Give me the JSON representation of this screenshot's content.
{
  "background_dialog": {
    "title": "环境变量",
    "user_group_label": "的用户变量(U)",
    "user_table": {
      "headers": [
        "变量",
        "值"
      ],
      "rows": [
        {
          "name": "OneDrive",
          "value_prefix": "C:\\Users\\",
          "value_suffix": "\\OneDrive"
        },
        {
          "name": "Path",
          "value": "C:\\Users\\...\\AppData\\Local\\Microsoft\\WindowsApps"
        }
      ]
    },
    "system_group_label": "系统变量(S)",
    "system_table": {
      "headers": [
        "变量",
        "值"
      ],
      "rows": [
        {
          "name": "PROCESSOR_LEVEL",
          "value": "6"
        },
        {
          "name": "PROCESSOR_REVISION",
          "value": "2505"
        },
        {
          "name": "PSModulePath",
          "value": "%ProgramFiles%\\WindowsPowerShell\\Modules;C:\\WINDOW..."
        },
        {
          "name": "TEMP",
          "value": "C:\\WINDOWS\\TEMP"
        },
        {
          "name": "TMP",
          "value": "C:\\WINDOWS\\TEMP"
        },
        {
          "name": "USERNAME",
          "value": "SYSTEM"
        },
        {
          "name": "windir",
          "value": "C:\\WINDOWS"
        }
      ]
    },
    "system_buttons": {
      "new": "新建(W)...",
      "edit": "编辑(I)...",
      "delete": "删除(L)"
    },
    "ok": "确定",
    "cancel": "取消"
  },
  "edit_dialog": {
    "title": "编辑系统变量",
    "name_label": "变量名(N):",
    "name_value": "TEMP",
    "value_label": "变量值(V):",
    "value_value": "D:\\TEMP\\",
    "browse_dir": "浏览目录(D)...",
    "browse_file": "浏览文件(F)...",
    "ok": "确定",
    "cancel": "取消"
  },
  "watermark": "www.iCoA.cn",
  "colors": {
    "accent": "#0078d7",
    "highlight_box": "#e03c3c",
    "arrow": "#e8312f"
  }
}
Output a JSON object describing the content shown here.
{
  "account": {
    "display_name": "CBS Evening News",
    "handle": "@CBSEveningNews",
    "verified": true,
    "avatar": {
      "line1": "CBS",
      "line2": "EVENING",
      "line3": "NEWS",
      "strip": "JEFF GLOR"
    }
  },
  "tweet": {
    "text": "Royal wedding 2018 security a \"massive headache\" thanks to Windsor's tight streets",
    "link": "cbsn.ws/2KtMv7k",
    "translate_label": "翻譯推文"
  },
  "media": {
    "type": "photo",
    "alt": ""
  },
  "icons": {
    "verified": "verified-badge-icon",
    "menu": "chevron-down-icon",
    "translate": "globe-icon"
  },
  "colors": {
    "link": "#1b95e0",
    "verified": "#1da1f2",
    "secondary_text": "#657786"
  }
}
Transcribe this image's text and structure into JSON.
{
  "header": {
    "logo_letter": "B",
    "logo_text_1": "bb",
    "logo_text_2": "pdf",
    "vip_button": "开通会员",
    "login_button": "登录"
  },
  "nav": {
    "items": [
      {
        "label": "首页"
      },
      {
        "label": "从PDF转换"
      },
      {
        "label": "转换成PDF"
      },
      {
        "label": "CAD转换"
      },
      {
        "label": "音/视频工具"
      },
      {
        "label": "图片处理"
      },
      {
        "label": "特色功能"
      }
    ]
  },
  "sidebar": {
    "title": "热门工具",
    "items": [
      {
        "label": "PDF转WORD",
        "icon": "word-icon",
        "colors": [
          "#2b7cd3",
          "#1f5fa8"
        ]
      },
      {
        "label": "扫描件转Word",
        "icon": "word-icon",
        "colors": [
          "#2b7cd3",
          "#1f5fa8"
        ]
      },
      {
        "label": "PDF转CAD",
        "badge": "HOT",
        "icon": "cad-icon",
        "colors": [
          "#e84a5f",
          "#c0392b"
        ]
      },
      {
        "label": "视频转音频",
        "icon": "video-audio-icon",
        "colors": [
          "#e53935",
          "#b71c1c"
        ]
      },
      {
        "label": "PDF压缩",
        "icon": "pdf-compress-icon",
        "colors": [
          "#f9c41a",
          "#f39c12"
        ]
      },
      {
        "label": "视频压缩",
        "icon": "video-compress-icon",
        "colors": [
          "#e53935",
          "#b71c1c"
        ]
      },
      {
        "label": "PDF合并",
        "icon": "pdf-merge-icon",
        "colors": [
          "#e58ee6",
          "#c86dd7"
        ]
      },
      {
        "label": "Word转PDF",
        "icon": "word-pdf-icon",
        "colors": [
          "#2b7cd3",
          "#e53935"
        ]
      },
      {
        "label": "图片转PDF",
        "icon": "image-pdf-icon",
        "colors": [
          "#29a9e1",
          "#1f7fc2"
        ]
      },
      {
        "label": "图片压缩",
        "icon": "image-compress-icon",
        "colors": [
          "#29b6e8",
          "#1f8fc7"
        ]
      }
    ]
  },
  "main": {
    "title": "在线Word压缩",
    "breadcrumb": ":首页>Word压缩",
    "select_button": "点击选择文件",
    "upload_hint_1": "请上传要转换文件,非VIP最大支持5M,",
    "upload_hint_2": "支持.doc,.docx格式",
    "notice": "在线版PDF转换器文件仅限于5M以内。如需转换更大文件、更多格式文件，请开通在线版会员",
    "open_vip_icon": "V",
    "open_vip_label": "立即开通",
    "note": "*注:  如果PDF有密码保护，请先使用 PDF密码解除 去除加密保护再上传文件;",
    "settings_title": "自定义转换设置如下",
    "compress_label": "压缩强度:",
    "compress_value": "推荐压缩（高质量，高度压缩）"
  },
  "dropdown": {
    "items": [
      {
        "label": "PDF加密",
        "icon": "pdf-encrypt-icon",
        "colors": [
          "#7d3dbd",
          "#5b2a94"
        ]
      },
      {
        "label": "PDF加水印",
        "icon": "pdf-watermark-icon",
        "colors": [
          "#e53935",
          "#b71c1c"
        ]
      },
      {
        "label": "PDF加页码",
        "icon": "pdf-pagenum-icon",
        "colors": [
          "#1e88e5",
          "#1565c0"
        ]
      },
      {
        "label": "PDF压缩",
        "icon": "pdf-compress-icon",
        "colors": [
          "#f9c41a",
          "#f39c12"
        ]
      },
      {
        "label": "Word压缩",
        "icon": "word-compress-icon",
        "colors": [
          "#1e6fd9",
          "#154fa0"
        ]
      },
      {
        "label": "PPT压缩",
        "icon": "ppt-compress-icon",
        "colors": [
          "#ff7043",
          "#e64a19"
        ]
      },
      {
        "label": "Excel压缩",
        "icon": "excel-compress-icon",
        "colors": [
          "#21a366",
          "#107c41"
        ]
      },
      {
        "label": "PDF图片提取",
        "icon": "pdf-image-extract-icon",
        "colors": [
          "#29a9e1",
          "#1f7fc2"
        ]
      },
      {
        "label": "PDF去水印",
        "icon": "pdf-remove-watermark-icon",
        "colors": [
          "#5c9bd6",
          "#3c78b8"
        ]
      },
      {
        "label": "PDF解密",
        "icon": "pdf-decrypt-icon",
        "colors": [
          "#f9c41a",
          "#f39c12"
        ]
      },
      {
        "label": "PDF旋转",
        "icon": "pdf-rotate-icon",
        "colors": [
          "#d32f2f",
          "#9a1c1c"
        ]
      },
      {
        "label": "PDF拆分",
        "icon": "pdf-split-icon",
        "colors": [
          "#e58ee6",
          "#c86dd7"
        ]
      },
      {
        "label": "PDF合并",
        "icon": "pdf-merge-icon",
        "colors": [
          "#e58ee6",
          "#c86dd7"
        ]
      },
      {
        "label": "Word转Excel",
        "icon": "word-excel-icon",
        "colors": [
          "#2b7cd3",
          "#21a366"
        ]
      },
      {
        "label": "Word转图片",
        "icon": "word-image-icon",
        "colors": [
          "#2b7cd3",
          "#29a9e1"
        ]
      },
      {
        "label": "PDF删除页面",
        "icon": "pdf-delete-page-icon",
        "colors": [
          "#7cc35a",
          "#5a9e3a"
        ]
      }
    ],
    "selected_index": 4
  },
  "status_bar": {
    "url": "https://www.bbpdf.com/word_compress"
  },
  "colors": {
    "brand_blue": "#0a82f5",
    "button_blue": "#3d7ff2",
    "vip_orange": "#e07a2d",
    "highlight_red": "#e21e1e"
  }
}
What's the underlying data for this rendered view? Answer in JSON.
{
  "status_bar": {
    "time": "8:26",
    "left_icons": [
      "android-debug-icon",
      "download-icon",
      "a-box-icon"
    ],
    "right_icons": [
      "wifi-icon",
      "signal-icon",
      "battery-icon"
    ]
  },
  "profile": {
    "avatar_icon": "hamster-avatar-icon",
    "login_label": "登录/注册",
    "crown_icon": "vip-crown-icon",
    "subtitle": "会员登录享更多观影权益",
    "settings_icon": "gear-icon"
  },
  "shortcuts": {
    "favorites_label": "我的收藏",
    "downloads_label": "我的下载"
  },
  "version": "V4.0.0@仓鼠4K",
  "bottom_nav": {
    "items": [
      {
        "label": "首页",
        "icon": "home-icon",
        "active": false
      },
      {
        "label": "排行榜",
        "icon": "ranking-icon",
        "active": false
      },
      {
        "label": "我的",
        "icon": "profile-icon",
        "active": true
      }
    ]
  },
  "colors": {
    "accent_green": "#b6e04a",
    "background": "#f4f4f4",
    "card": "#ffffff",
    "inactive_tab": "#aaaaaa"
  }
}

● **WHAT IS NEEDED**
Copy, character for character, the lines from the line that holds "What's the underlying" through the final line of the records above.

● **SOLVED EXERCISE**
What's the underlying data for this rendered view? Answer in JSON.
{
  "status_bar": {
    "time": "8:26",
    "left_icons": [
      "android-debug-icon",
      "download-icon",
      "a-box-icon"
    ],
    "right_icons": [
      "wifi-icon",
      "signal-icon",
      "battery-icon"
    ]
  },
  "profile": {
    "avatar_icon": "hamster-avatar-icon",
    "login_label": "登录/注册",
    "crown_icon": "vip-crown-icon",
    "subtitle": "会员登录享更多观影权益",
    "settings_icon": "gear-icon"
  },
  "shortcuts": {
    "favorites_label": "我的收藏",
    "downloads_label": "我的下载"
  },
  "version": "V4.0.0@仓鼠4K",
  "bottom_nav": {
    "items": [
      {
        "label": "首页",
        "icon": "home-icon",
        "active": false
      },
      {
        "label": "排行榜",
        "icon": "ranking-icon",
        "active": false
      },
      {
        "label": "我的",
        "icon": "profile-icon",
        "active": true
      }
    ]
  },
  "colors": {
    "accent_green": "#b6e04a",
    "background": "#f4f4f4",
    "card": "#ffffff",
    "inactive_tab": "#aaaaaa"
  }
}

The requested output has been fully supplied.